#### RECORD EXCERPTS ####
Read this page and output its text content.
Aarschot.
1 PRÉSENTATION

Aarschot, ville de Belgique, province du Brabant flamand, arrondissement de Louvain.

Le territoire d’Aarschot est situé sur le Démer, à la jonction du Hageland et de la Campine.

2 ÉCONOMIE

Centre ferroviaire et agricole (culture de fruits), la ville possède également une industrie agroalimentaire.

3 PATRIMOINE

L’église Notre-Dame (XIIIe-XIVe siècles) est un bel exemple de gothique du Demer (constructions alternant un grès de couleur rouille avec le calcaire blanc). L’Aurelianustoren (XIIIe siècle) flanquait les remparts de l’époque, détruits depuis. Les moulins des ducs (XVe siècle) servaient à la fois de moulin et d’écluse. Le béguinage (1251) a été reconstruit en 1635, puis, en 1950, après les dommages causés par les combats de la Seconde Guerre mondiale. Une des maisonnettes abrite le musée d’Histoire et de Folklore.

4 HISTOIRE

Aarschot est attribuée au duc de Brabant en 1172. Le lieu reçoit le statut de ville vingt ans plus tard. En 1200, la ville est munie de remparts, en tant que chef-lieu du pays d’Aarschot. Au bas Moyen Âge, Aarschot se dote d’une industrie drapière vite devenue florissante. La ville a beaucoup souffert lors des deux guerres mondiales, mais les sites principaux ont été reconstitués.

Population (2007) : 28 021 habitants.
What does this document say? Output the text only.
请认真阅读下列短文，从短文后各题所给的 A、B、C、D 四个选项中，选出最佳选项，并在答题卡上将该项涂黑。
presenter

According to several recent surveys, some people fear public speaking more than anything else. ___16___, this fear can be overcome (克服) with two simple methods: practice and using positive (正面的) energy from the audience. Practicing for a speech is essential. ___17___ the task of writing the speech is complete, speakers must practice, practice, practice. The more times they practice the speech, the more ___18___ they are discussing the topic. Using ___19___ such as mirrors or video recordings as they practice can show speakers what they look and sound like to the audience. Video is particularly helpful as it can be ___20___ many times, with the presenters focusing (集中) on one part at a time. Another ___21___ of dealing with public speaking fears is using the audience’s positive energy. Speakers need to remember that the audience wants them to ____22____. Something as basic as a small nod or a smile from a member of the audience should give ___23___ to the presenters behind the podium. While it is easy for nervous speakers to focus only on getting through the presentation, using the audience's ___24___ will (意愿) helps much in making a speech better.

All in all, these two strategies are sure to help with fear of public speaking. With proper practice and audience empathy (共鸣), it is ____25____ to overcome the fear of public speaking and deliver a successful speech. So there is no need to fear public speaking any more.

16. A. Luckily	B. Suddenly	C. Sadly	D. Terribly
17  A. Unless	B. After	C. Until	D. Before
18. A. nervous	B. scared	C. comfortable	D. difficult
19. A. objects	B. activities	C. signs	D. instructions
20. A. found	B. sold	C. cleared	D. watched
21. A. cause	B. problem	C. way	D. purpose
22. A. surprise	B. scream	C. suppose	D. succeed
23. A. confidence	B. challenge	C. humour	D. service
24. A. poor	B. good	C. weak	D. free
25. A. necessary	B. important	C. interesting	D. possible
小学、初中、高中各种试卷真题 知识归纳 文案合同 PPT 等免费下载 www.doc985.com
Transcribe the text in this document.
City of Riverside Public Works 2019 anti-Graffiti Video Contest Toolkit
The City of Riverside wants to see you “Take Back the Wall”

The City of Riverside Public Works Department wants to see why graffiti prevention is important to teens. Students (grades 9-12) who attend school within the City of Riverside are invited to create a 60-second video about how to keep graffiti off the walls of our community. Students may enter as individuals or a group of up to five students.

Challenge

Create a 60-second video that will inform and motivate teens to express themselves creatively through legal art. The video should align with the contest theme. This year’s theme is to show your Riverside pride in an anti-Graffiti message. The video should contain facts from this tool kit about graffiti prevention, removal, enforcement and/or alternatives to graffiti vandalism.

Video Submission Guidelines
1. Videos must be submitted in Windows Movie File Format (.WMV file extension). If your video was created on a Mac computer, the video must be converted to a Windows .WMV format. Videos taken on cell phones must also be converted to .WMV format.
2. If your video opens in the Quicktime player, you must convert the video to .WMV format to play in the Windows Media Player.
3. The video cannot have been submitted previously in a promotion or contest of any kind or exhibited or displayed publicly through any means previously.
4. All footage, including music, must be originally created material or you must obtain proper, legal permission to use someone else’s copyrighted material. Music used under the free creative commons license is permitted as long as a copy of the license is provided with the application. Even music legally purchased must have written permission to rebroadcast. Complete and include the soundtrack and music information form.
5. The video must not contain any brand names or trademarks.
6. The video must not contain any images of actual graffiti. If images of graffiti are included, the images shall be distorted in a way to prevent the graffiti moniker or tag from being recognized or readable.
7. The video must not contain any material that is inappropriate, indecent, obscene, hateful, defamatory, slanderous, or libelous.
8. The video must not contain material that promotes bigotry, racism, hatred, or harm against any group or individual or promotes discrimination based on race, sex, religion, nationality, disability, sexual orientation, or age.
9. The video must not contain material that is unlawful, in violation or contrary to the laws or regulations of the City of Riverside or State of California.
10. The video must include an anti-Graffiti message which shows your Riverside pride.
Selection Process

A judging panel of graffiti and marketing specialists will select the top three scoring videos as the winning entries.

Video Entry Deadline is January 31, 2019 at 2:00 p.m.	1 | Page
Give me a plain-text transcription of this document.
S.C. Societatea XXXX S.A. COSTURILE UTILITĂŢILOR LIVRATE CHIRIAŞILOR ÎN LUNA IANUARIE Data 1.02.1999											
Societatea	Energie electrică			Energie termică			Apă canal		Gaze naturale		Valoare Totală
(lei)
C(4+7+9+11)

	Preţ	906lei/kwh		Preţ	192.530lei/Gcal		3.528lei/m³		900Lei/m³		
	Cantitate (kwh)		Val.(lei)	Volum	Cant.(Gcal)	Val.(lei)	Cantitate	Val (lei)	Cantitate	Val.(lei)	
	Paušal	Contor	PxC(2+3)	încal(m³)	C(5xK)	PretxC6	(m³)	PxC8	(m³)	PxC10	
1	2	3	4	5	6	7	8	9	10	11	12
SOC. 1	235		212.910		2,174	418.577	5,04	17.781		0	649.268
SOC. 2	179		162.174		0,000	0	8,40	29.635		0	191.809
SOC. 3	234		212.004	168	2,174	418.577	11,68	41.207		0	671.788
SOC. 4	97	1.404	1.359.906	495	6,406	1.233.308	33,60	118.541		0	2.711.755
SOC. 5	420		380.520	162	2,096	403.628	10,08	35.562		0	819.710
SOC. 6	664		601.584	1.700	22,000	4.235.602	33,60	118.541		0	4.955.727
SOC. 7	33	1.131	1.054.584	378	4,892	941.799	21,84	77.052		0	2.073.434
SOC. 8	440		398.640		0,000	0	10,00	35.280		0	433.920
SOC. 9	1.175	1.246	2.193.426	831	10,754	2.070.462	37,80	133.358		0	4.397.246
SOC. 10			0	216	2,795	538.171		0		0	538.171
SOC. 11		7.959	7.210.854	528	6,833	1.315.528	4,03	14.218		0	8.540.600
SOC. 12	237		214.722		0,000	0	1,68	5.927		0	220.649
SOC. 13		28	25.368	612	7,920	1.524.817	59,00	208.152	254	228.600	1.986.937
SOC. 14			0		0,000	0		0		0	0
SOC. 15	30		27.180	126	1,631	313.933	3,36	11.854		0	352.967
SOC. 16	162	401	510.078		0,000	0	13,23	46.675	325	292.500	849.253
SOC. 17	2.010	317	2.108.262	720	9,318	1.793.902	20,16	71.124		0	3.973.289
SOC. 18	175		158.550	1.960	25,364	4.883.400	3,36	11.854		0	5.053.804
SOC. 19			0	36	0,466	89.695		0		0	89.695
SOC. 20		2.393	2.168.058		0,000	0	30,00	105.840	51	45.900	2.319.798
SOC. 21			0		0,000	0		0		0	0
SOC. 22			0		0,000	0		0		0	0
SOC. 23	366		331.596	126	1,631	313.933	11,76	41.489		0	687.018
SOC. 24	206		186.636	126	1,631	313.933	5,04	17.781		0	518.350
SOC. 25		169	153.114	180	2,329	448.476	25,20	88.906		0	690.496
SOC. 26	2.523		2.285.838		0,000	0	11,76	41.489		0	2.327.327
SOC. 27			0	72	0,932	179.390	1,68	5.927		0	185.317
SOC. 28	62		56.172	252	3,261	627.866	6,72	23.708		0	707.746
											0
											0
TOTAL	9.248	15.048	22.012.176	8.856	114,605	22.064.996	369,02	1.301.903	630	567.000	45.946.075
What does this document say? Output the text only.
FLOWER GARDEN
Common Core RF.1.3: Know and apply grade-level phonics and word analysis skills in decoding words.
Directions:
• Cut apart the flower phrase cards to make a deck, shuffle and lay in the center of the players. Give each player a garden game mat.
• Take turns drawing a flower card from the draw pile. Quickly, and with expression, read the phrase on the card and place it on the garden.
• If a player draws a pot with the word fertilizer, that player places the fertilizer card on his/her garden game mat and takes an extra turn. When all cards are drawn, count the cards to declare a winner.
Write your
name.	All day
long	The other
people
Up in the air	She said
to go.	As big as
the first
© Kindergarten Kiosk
####
REQUEST:
Copy out every line from the data above that has "player" in it.

TASK RESPONSE:
2. If your video opens in the Quicktime player, you must convert the video to .WMV format to play in the Windows Media Player.
• Cut apart the flower phrase cards to make a deck, shuffle and lay in the center of the players. Give each player a garden game mat.
• If a player draws a pot with the word fertilizer, that player places the fertilizer card on his/her garden game mat and takes an extra turn. When all cards are drawn, count the cards to declare a winner.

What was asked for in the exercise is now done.